----- SOURCE RECORDS
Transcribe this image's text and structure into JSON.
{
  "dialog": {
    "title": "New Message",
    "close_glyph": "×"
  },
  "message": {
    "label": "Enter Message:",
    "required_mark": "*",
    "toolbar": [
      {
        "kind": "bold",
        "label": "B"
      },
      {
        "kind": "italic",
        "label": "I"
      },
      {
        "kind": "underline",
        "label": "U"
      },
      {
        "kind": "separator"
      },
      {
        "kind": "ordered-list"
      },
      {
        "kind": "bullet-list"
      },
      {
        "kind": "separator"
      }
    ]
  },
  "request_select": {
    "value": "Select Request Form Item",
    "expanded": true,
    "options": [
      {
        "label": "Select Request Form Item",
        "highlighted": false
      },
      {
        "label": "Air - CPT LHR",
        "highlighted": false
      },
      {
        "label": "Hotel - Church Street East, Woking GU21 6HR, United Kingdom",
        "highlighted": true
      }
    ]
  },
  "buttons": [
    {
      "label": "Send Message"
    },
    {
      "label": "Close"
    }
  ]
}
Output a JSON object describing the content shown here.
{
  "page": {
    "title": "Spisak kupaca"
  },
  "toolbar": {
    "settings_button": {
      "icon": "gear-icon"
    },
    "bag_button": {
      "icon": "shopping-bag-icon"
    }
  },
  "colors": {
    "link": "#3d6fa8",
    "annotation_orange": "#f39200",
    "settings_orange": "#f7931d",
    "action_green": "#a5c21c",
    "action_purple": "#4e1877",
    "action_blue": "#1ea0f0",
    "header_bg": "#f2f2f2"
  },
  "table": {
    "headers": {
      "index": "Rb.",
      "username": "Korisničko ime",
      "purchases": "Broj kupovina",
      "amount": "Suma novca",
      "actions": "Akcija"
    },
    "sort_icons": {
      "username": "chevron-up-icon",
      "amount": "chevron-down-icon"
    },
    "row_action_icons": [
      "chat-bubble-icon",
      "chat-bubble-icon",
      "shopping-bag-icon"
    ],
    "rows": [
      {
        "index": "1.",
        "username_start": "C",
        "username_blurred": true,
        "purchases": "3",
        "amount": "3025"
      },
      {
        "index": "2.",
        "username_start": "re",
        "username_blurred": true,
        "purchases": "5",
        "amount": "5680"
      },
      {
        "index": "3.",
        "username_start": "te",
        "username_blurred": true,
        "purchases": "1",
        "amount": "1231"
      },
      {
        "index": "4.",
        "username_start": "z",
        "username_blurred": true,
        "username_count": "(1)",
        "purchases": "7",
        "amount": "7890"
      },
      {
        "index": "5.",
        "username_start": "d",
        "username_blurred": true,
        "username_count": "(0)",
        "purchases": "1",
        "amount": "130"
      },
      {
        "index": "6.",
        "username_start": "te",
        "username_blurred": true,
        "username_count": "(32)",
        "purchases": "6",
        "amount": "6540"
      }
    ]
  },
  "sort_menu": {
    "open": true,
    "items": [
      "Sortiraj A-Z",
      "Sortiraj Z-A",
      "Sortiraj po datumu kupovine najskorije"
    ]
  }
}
----------
GOAL OF THE EXERCISE:
Give an exact copy of all the data shown above.

OUTPUT FOR THIS EXERCISE:
Transcribe this image's text and structure into JSON.
{
  "dialog": {
    "title": "New Message",
    "close_glyph": "×"
  },
  "message": {
    "label": "Enter Message:",
    "required_mark": "*",
    "toolbar": [
      {
        "kind": "bold",
        "label": "B"
      },
      {
        "kind": "italic",
        "label": "I"
      },
      {
        "kind": "underline",
        "label": "U"
      },
      {
        "kind": "separator"
      },
      {
        "kind": "ordered-list"
      },
      {
        "kind": "bullet-list"
      },
      {
        "kind": "separator"
      }
    ]
  },
  "request_select": {
    "value": "Select Request Form Item",
    "expanded": true,
    "options": [
      {
        "label": "Select Request Form Item",
        "highlighted": false
      },
      {
        "label": "Air - CPT LHR",
        "highlighted": false
      },
      {
        "label": "Hotel - Church Street East, Woking GU21 6HR, United Kingdom",
        "highlighted": true
      }
    ]
  },
  "buttons": [
    {
      "label": "Send Message"
    },
    {
      "label": "Close"
    }
  ]
}
Output a JSON object describing the content shown here.
{
  "page": {
    "title": "Spisak kupaca"
  },
  "toolbar": {
    "settings_button": {
      "icon": "gear-icon"
    },
    "bag_button": {
      "icon": "shopping-bag-icon"
    }
  },
  "colors": {
    "link": "#3d6fa8",
    "annotation_orange": "#f39200",
    "settings_orange": "#f7931d",
    "action_green": "#a5c21c",
    "action_purple": "#4e1877",
    "action_blue": "#1ea0f0",
    "header_bg": "#f2f2f2"
  },
  "table": {
    "headers": {
      "index": "Rb.",
      "username": "Korisničko ime",
      "purchases": "Broj kupovina",
      "amount": "Suma novca",
      "actions": "Akcija"
    },
    "sort_icons": {
      "username": "chevron-up-icon",
      "amount": "chevron-down-icon"
    },
    "row_action_icons": [
      "chat-bubble-icon",
      "chat-bubble-icon",
      "shopping-bag-icon"
    ],
    "rows": [
      {
        "index": "1.",
        "username_start": "C",
        "username_blurred": true,
        "purchases": "3",
        "amount": "3025"
      },
      {
        "index": "2.",
        "username_start": "re",
        "username_blurred": true,
        "purchases": "5",
        "amount": "5680"
      },
      {
        "index": "3.",
        "username_start": "te",
        "username_blurred": true,
        "purchases": "1",
        "amount": "1231"
      },
      {
        "index": "4.",
        "username_start": "z",
        "username_blurred": true,
        "username_count": "(1)",
        "purchases": "7",
        "amount": "7890"
      },
      {
        "index": "5.",
        "username_start": "d",
        "username_blurred": true,
        "username_count": "(0)",
        "purchases": "1",
        "amount": "130"
      },
      {
        "index": "6.",
        "username_start": "te",
        "username_blurred": true,
        "username_count": "(32)",
        "purchases": "6",
        "amount": "6540"
      }
    ]
  },
  "sort_menu": {
    "open": true,
    "items": [
      "Sortiraj A-Z",
      "Sortiraj Z-A",
      "Sortiraj po datumu kupovine najskorije"
    ]
  }
}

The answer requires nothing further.